YOUR OBJECTIVE =
Count how many lines in this material contain "text". The answer is that number alone.

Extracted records
################

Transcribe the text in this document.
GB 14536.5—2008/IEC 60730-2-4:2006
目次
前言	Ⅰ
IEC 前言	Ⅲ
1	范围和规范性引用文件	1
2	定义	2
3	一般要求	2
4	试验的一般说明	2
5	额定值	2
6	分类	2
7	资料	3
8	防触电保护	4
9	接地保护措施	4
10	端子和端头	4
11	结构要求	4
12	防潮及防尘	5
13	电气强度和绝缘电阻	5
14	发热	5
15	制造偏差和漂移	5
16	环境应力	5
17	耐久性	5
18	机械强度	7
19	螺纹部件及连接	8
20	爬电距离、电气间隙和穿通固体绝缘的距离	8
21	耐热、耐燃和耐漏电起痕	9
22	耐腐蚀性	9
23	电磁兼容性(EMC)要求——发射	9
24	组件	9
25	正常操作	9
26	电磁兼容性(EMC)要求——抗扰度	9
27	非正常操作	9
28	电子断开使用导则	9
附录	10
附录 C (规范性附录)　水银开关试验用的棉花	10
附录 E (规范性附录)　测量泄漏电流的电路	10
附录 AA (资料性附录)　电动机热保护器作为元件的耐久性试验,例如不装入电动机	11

################

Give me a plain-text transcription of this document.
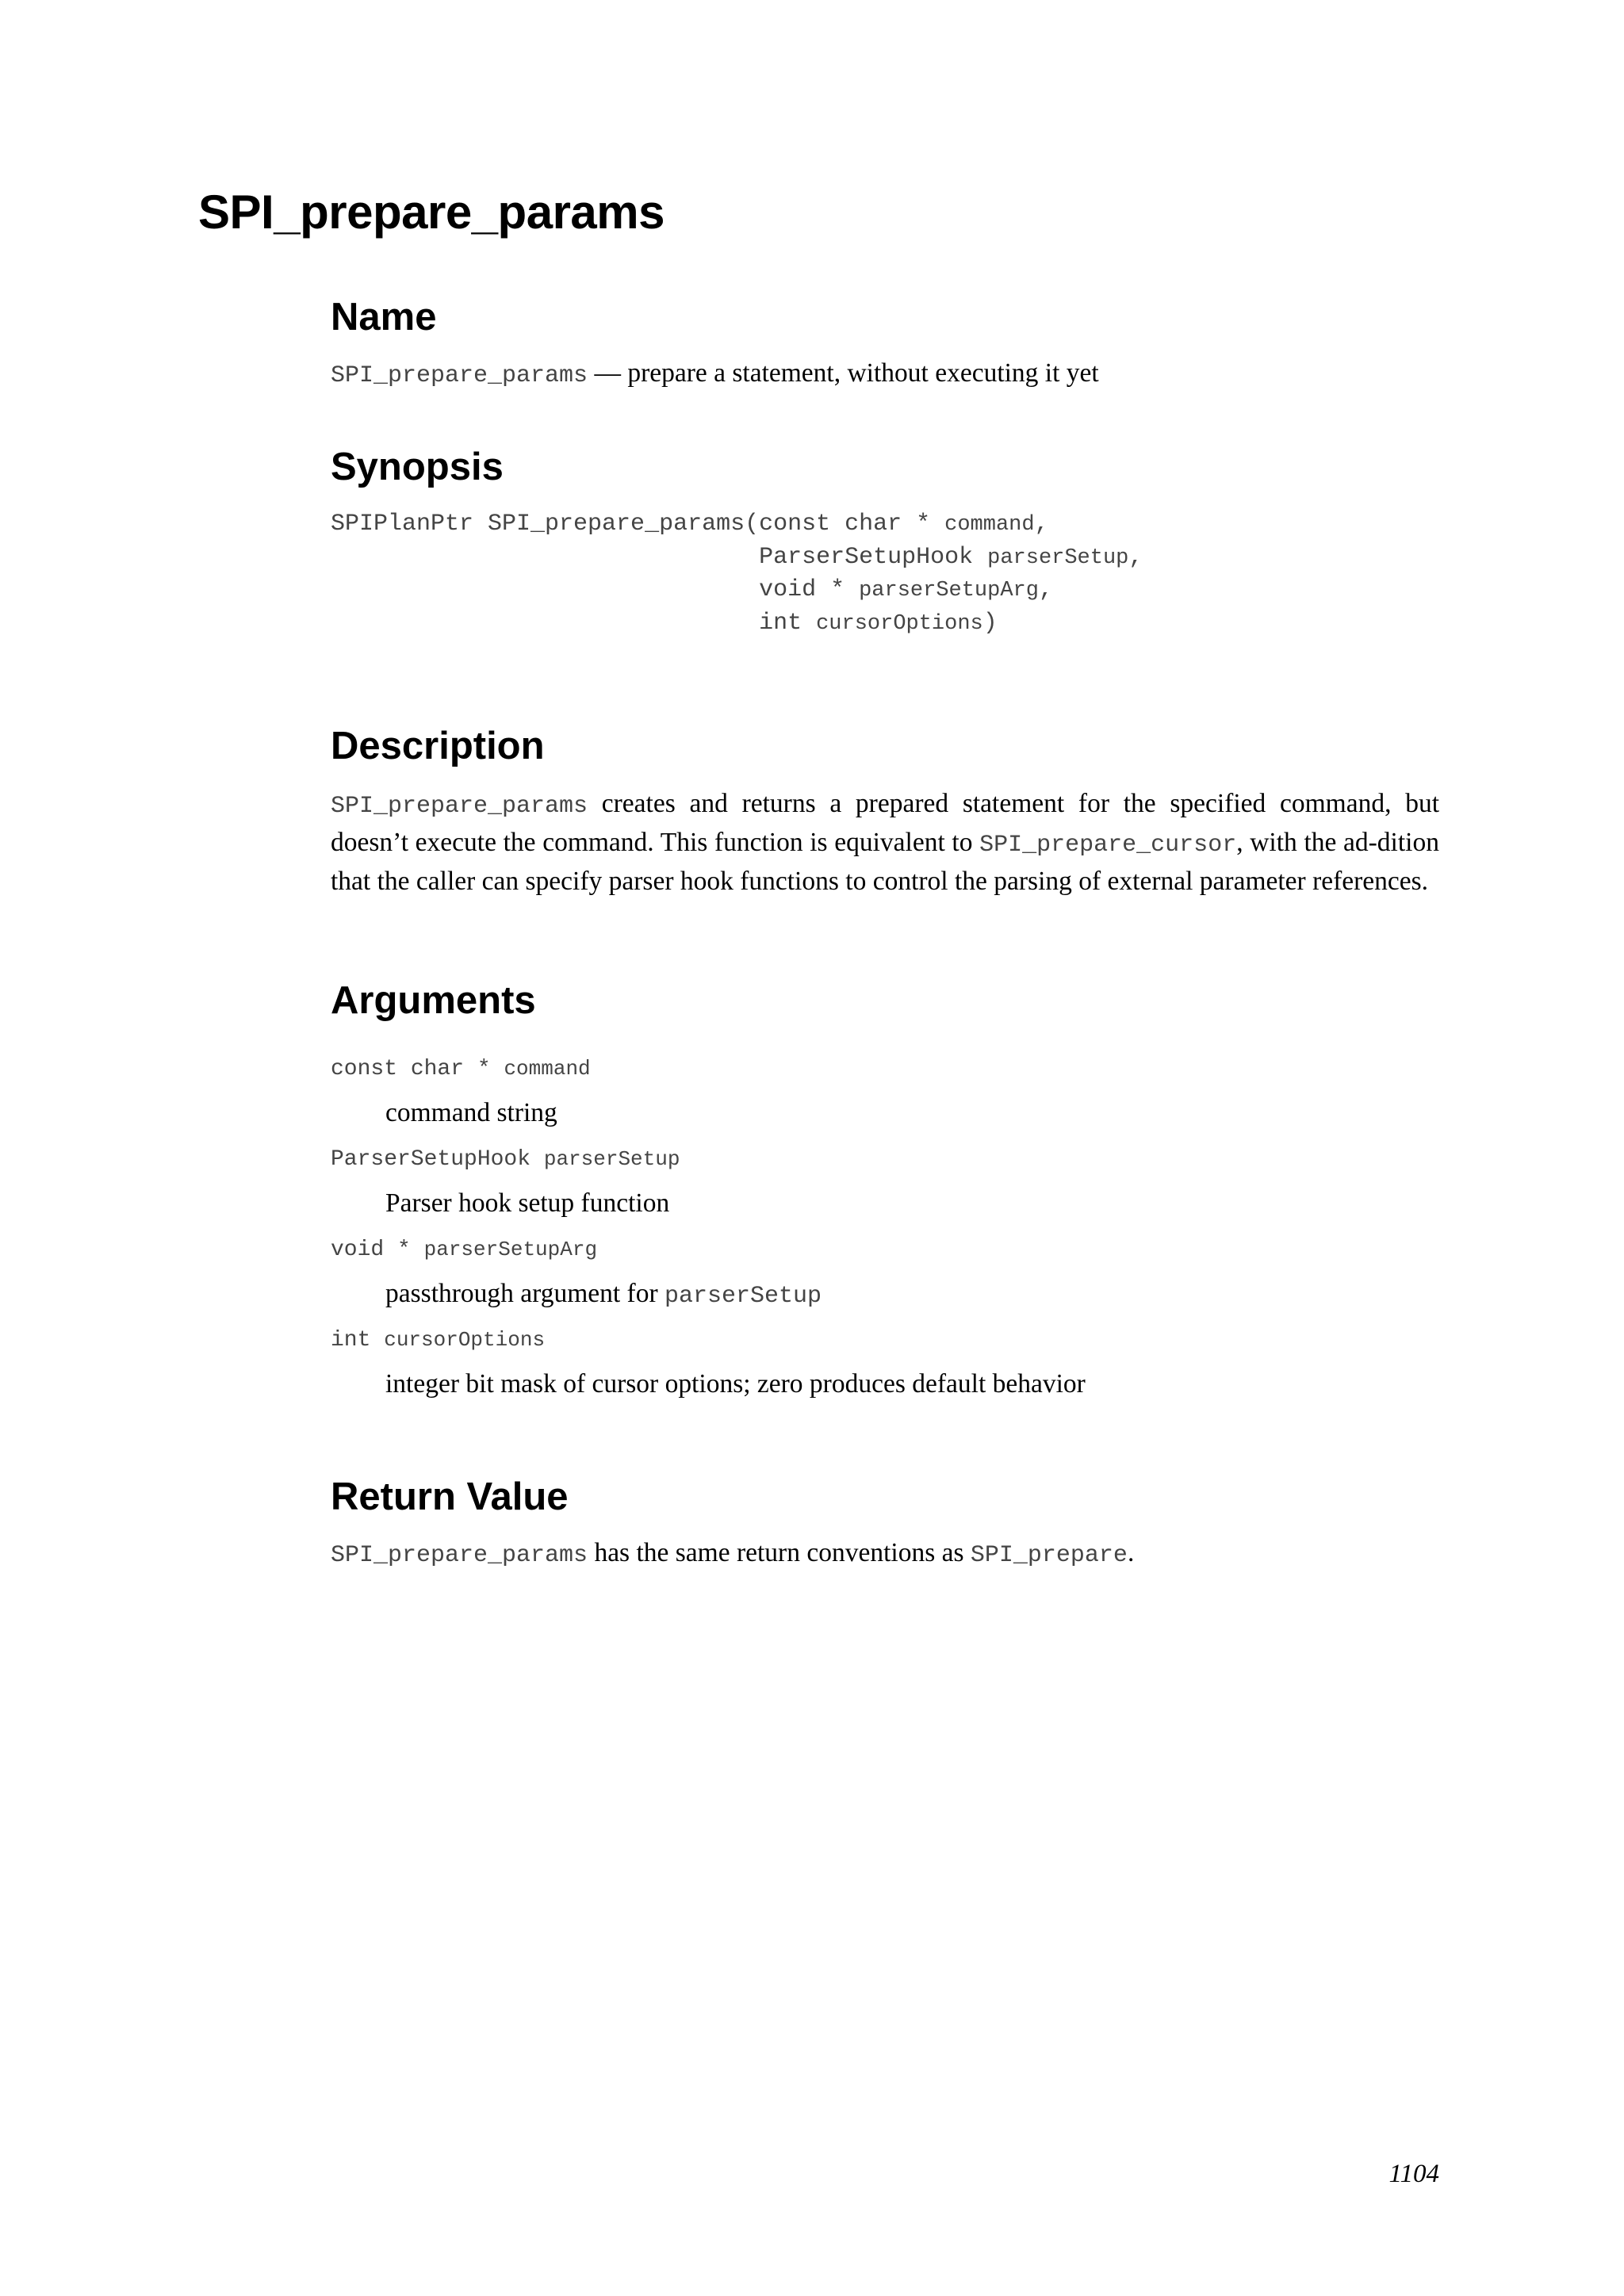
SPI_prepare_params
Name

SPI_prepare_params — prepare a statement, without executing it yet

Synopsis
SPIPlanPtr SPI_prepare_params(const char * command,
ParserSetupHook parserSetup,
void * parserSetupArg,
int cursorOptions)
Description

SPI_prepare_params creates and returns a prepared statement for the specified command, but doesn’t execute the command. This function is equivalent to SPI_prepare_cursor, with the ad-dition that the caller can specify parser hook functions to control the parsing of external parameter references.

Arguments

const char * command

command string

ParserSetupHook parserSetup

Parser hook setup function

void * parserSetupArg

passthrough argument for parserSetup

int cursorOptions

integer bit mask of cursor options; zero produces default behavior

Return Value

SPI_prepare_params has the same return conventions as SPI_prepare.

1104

################

TASK OUTPUT =
2